**WHAT IS ASKED**
Filter the entries, keeping every line with the word "JSON".

======== RECORDS SUPPLIED ========

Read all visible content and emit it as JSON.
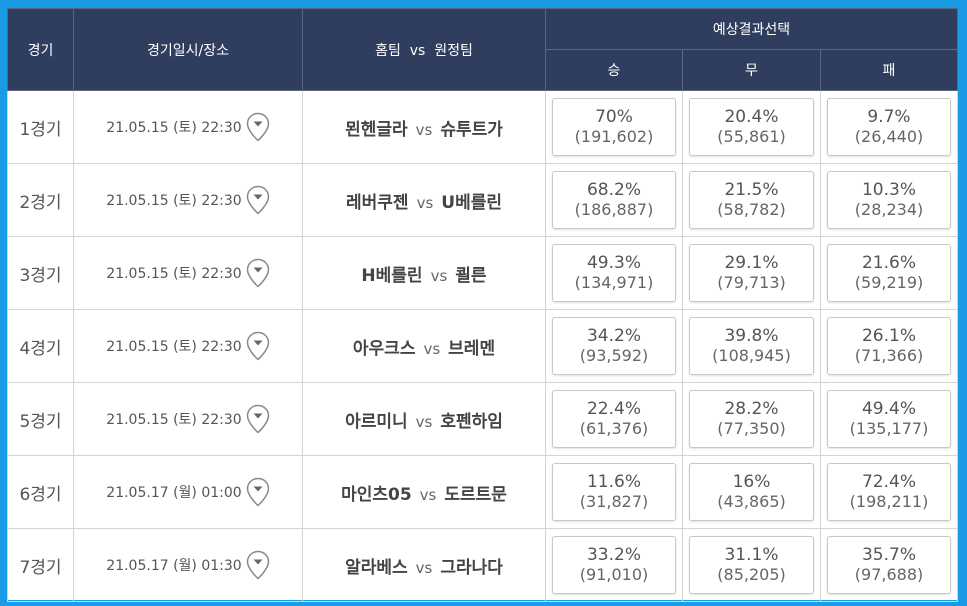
{
  "header": {
    "col_round": "경기",
    "col_datetime": "경기일시/장소",
    "col_teams": "홈팀  vs  원정팀",
    "col_prediction": "예상결과선택",
    "col_win": "승",
    "col_draw": "무",
    "col_lose": "패"
  },
  "icons": {
    "location": "location-pin-icon"
  },
  "colors": {
    "header_bg": "#2f3d5e",
    "frame_bg": "#1a9be6"
  },
  "games": [
    {
      "round": "1경기",
      "datetime": "21.05.15 (토) 22:30",
      "home": "묀헨글라",
      "vs": "vs",
      "away": "슈투트가",
      "win_pct": "70%",
      "win_cnt": "(191,602)",
      "draw_pct": "20.4%",
      "draw_cnt": "(55,861)",
      "lose_pct": "9.7%",
      "lose_cnt": "(26,440)"
    },
    {
      "round": "2경기",
      "datetime": "21.05.15 (토) 22:30",
      "home": "레버쿠젠",
      "vs": "vs",
      "away": "U베를린",
      "win_pct": "68.2%",
      "win_cnt": "(186,887)",
      "draw_pct": "21.5%",
      "draw_cnt": "(58,782)",
      "lose_pct": "10.3%",
      "lose_cnt": "(28,234)"
    },
    {
      "round": "3경기",
      "datetime": "21.05.15 (토) 22:30",
      "home": "H베를린",
      "vs": "vs",
      "away": "쾰른",
      "win_pct": "49.3%",
      "win_cnt": "(134,971)",
      "draw_pct": "29.1%",
      "draw_cnt": "(79,713)",
      "lose_pct": "21.6%",
      "lose_cnt": "(59,219)"
    },
    {
      "round": "4경기",
      "datetime": "21.05.15 (토) 22:30",
      "home": "아우크스",
      "vs": "vs",
      "away": "브레멘",
      "win_pct": "34.2%",
      "win_cnt": "(93,592)",
      "draw_pct": "39.8%",
      "draw_cnt": "(108,945)",
      "lose_pct": "26.1%",
      "lose_cnt": "(71,366)"
    },
    {
      "round": "5경기",
      "datetime": "21.05.15 (토) 22:30",
      "home": "아르미니",
      "vs": "vs",
      "away": "호펜하임",
      "win_pct": "22.4%",
      "win_cnt": "(61,376)",
      "draw_pct": "28.2%",
      "draw_cnt": "(77,350)",
      "lose_pct": "49.4%",
      "lose_cnt": "(135,177)"
    },
    {
      "round": "6경기",
      "datetime": "21.05.17 (월) 01:00",
      "home": "마인츠05",
      "vs": "vs",
      "away": "도르트문",
      "win_pct": "11.6%",
      "win_cnt": "(31,827)",
      "draw_pct": "16%",
      "draw_cnt": "(43,865)",
      "lose_pct": "72.4%",
      "lose_cnt": "(198,211)"
    },
    {
      "round": "7경기",
      "datetime": "21.05.17 (월) 01:30",
      "home": "알라베스",
      "vs": "vs",
      "away": "그라나다",
      "win_pct": "33.2%",
      "win_cnt": "(91,010)",
      "draw_pct": "31.1%",
      "draw_cnt": "(85,205)",
      "lose_pct": "35.7%",
      "lose_cnt": "(97,688)"
    }
  ]
}
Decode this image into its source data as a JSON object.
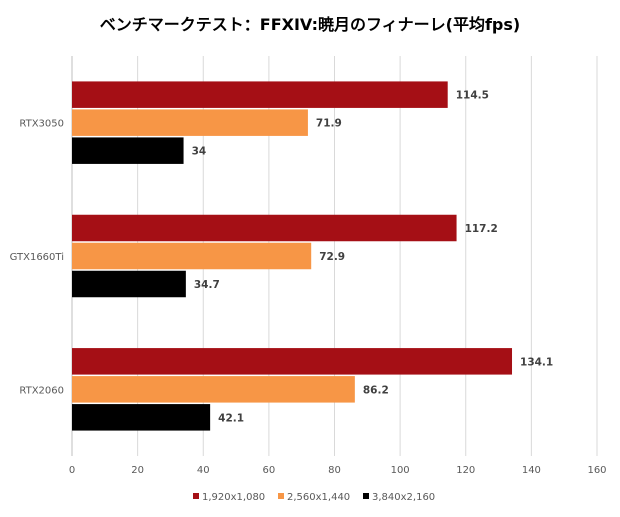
{
  "chart_data": {
    "type": "bar",
    "orientation": "horizontal",
    "title": "ベンチマークテスト：FFXIV:暁月のフィナーレ(平均fps)",
    "categories": [
      "RTX3050",
      "GTX1660Ti",
      "RTX2060"
    ],
    "series": [
      {
        "name": "1,920x1,080",
        "color": "#a50f15",
        "values": [
          114.5,
          117.2,
          134.1
        ]
      },
      {
        "name": "2,560x1,440",
        "color": "#f79646",
        "values": [
          71.9,
          72.9,
          86.2
        ]
      },
      {
        "name": "3,840x2,160",
        "color": "#000000",
        "values": [
          34,
          34.7,
          42.1
        ]
      }
    ],
    "xlim": [
      0,
      160
    ],
    "xticks": [
      0,
      20,
      40,
      60,
      80,
      100,
      120,
      140,
      160
    ],
    "grid": true,
    "legend": "bottom",
    "xlabel": "",
    "ylabel": ""
  }
}
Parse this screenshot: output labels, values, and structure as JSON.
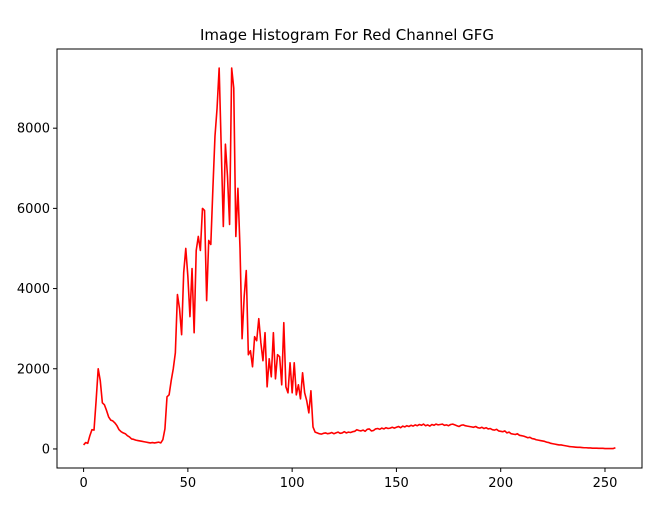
{
  "chart_data": {
    "type": "line",
    "title": "Image Histogram For Red Channel GFG",
    "xlabel": "",
    "ylabel": "",
    "xlim": [
      -12.75,
      267.75
    ],
    "ylim": [
      -475,
      9975
    ],
    "xticks": [
      0,
      50,
      100,
      150,
      200,
      250
    ],
    "yticks": [
      0,
      2000,
      4000,
      6000,
      8000
    ],
    "grid": false,
    "legend": "none",
    "series": [
      {
        "color": "#ff0000",
        "points": [
          [
            0,
            100
          ],
          [
            1,
            160
          ],
          [
            2,
            140
          ],
          [
            3,
            330
          ],
          [
            4,
            480
          ],
          [
            5,
            470
          ],
          [
            6,
            1200
          ],
          [
            7,
            2000
          ],
          [
            8,
            1700
          ],
          [
            9,
            1150
          ],
          [
            10,
            1100
          ],
          [
            11,
            960
          ],
          [
            12,
            800
          ],
          [
            13,
            720
          ],
          [
            14,
            700
          ],
          [
            15,
            650
          ],
          [
            16,
            580
          ],
          [
            17,
            480
          ],
          [
            18,
            430
          ],
          [
            19,
            400
          ],
          [
            20,
            380
          ],
          [
            21,
            330
          ],
          [
            22,
            300
          ],
          [
            23,
            250
          ],
          [
            24,
            240
          ],
          [
            25,
            220
          ],
          [
            26,
            210
          ],
          [
            27,
            200
          ],
          [
            28,
            190
          ],
          [
            29,
            180
          ],
          [
            30,
            170
          ],
          [
            31,
            160
          ],
          [
            32,
            150
          ],
          [
            33,
            160
          ],
          [
            34,
            150
          ],
          [
            35,
            160
          ],
          [
            36,
            170
          ],
          [
            37,
            150
          ],
          [
            38,
            230
          ],
          [
            39,
            500
          ],
          [
            40,
            1300
          ],
          [
            41,
            1350
          ],
          [
            42,
            1700
          ],
          [
            43,
            2000
          ],
          [
            44,
            2400
          ],
          [
            45,
            3850
          ],
          [
            46,
            3500
          ],
          [
            47,
            2850
          ],
          [
            48,
            4400
          ],
          [
            49,
            5000
          ],
          [
            50,
            4300
          ],
          [
            51,
            3300
          ],
          [
            52,
            4500
          ],
          [
            53,
            2900
          ],
          [
            54,
            4950
          ],
          [
            55,
            5300
          ],
          [
            56,
            4950
          ],
          [
            57,
            6000
          ],
          [
            58,
            5950
          ],
          [
            59,
            3700
          ],
          [
            60,
            5200
          ],
          [
            61,
            5100
          ],
          [
            62,
            6500
          ],
          [
            63,
            7800
          ],
          [
            64,
            8500
          ],
          [
            65,
            9500
          ],
          [
            66,
            7500
          ],
          [
            67,
            5550
          ],
          [
            68,
            7600
          ],
          [
            69,
            6800
          ],
          [
            70,
            5600
          ],
          [
            71,
            9500
          ],
          [
            72,
            9000
          ],
          [
            73,
            5300
          ],
          [
            74,
            6500
          ],
          [
            75,
            5000
          ],
          [
            76,
            2750
          ],
          [
            77,
            3800
          ],
          [
            78,
            4450
          ],
          [
            79,
            2350
          ],
          [
            80,
            2450
          ],
          [
            81,
            2050
          ],
          [
            82,
            2800
          ],
          [
            83,
            2700
          ],
          [
            84,
            3250
          ],
          [
            85,
            2650
          ],
          [
            86,
            2200
          ],
          [
            87,
            2900
          ],
          [
            88,
            1550
          ],
          [
            89,
            2250
          ],
          [
            90,
            1800
          ],
          [
            91,
            2900
          ],
          [
            92,
            1750
          ],
          [
            93,
            2350
          ],
          [
            94,
            2300
          ],
          [
            95,
            1600
          ],
          [
            96,
            3150
          ],
          [
            97,
            1550
          ],
          [
            98,
            1400
          ],
          [
            99,
            2150
          ],
          [
            100,
            1400
          ],
          [
            101,
            2150
          ],
          [
            102,
            1350
          ],
          [
            103,
            1600
          ],
          [
            104,
            1250
          ],
          [
            105,
            1900
          ],
          [
            106,
            1400
          ],
          [
            107,
            1200
          ],
          [
            108,
            900
          ],
          [
            109,
            1450
          ],
          [
            110,
            550
          ],
          [
            111,
            420
          ],
          [
            112,
            400
          ],
          [
            113,
            380
          ],
          [
            114,
            370
          ],
          [
            115,
            390
          ],
          [
            116,
            400
          ],
          [
            117,
            380
          ],
          [
            118,
            390
          ],
          [
            119,
            410
          ],
          [
            120,
            380
          ],
          [
            121,
            400
          ],
          [
            122,
            420
          ],
          [
            123,
            390
          ],
          [
            124,
            400
          ],
          [
            125,
            430
          ],
          [
            126,
            400
          ],
          [
            127,
            420
          ],
          [
            128,
            410
          ],
          [
            129,
            430
          ],
          [
            130,
            440
          ],
          [
            131,
            480
          ],
          [
            132,
            460
          ],
          [
            133,
            450
          ],
          [
            134,
            470
          ],
          [
            135,
            440
          ],
          [
            136,
            490
          ],
          [
            137,
            500
          ],
          [
            138,
            450
          ],
          [
            139,
            460
          ],
          [
            140,
            500
          ],
          [
            141,
            510
          ],
          [
            142,
            490
          ],
          [
            143,
            520
          ],
          [
            144,
            500
          ],
          [
            145,
            530
          ],
          [
            146,
            510
          ],
          [
            147,
            520
          ],
          [
            148,
            540
          ],
          [
            149,
            520
          ],
          [
            150,
            540
          ],
          [
            151,
            560
          ],
          [
            152,
            530
          ],
          [
            153,
            570
          ],
          [
            154,
            550
          ],
          [
            155,
            580
          ],
          [
            156,
            560
          ],
          [
            157,
            590
          ],
          [
            158,
            570
          ],
          [
            159,
            600
          ],
          [
            160,
            580
          ],
          [
            161,
            610
          ],
          [
            162,
            590
          ],
          [
            163,
            620
          ],
          [
            164,
            580
          ],
          [
            165,
            600
          ],
          [
            166,
            570
          ],
          [
            167,
            610
          ],
          [
            168,
            590
          ],
          [
            169,
            620
          ],
          [
            170,
            600
          ],
          [
            171,
            610
          ],
          [
            172,
            620
          ],
          [
            173,
            590
          ],
          [
            174,
            600
          ],
          [
            175,
            580
          ],
          [
            176,
            610
          ],
          [
            177,
            620
          ],
          [
            178,
            600
          ],
          [
            179,
            580
          ],
          [
            180,
            560
          ],
          [
            181,
            590
          ],
          [
            182,
            600
          ],
          [
            183,
            580
          ],
          [
            184,
            570
          ],
          [
            185,
            560
          ],
          [
            186,
            550
          ],
          [
            187,
            540
          ],
          [
            188,
            560
          ],
          [
            189,
            530
          ],
          [
            190,
            520
          ],
          [
            191,
            540
          ],
          [
            192,
            510
          ],
          [
            193,
            530
          ],
          [
            194,
            500
          ],
          [
            195,
            510
          ],
          [
            196,
            480
          ],
          [
            197,
            470
          ],
          [
            198,
            490
          ],
          [
            199,
            450
          ],
          [
            200,
            440
          ],
          [
            201,
            430
          ],
          [
            202,
            450
          ],
          [
            203,
            400
          ],
          [
            204,
            420
          ],
          [
            205,
            380
          ],
          [
            206,
            370
          ],
          [
            207,
            360
          ],
          [
            208,
            380
          ],
          [
            209,
            340
          ],
          [
            210,
            330
          ],
          [
            211,
            320
          ],
          [
            212,
            300
          ],
          [
            213,
            280
          ],
          [
            214,
            290
          ],
          [
            215,
            260
          ],
          [
            216,
            250
          ],
          [
            217,
            230
          ],
          [
            218,
            220
          ],
          [
            219,
            210
          ],
          [
            220,
            200
          ],
          [
            221,
            190
          ],
          [
            222,
            170
          ],
          [
            223,
            160
          ],
          [
            224,
            140
          ],
          [
            225,
            130
          ],
          [
            226,
            120
          ],
          [
            227,
            110
          ],
          [
            228,
            100
          ],
          [
            229,
            100
          ],
          [
            230,
            90
          ],
          [
            231,
            80
          ],
          [
            232,
            70
          ],
          [
            233,
            60
          ],
          [
            234,
            55
          ],
          [
            235,
            50
          ],
          [
            236,
            45
          ],
          [
            237,
            40
          ],
          [
            238,
            40
          ],
          [
            239,
            35
          ],
          [
            240,
            30
          ],
          [
            241,
            30
          ],
          [
            242,
            25
          ],
          [
            243,
            25
          ],
          [
            244,
            20
          ],
          [
            245,
            20
          ],
          [
            246,
            20
          ],
          [
            247,
            15
          ],
          [
            248,
            15
          ],
          [
            249,
            15
          ],
          [
            250,
            10
          ],
          [
            251,
            10
          ],
          [
            252,
            10
          ],
          [
            253,
            10
          ],
          [
            254,
            10
          ],
          [
            255,
            30
          ]
        ]
      }
    ]
  }
}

========

**RESULT BELOW**
Read all visible content and emit it as JSON.
Decode this image into its source data as a JSON object.
Parse this screenshot: output labels, values, and structure as JSON.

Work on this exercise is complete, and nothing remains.